### Supplied data
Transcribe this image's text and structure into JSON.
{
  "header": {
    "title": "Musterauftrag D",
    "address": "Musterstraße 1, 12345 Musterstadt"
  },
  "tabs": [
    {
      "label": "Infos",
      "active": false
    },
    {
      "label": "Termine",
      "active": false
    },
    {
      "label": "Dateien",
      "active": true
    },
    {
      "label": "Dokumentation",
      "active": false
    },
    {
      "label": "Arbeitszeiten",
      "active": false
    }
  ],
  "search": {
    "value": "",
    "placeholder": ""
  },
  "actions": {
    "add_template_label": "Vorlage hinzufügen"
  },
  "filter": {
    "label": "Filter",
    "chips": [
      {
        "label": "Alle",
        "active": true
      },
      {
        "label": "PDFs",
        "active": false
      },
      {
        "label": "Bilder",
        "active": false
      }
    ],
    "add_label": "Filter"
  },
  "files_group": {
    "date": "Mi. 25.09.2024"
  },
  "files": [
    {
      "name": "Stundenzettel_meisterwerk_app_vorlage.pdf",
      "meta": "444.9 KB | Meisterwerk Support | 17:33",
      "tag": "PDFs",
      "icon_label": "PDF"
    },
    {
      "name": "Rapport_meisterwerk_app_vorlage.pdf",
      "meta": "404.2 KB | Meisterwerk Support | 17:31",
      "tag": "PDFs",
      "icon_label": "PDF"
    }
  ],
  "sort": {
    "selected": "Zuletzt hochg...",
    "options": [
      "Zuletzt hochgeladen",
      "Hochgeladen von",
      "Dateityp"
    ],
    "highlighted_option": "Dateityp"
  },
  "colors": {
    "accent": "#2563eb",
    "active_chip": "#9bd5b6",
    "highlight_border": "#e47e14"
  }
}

### What is being asked
Repeat the listing above without any change.

### The output
Transcribe this image's text and structure into JSON.
{
  "header": {
    "title": "Musterauftrag D",
    "address": "Musterstraße 1, 12345 Musterstadt"
  },
  "tabs": [
    {
      "label": "Infos",
      "active": false
    },
    {
      "label": "Termine",
      "active": false
    },
    {
      "label": "Dateien",
      "active": true
    },
    {
      "label": "Dokumentation",
      "active": false
    },
    {
      "label": "Arbeitszeiten",
      "active": false
    }
  ],
  "search": {
    "value": "",
    "placeholder": ""
  },
  "actions": {
    "add_template_label": "Vorlage hinzufügen"
  },
  "filter": {
    "label": "Filter",
    "chips": [
      {
        "label": "Alle",
        "active": true
      },
      {
        "label": "PDFs",
        "active": false
      },
      {
        "label": "Bilder",
        "active": false
      }
    ],
    "add_label": "Filter"
  },
  "files_group": {
    "date": "Mi. 25.09.2024"
  },
  "files": [
    {
      "name": "Stundenzettel_meisterwerk_app_vorlage.pdf",
      "meta": "444.9 KB | Meisterwerk Support | 17:33",
      "tag": "PDFs",
      "icon_label": "PDF"
    },
    {
      "name": "Rapport_meisterwerk_app_vorlage.pdf",
      "meta": "404.2 KB | Meisterwerk Support | 17:31",
      "tag": "PDFs",
      "icon_label": "PDF"
    }
  ],
  "sort": {
    "selected": "Zuletzt hochg...",
    "options": [
      "Zuletzt hochgeladen",
      "Hochgeladen von",
      "Dateityp"
    ],
    "highlighted_option": "Dateityp"
  },
  "colors": {
    "accent": "#2563eb",
    "active_chip": "#9bd5b6",
    "highlight_border": "#e47e14"
  }
}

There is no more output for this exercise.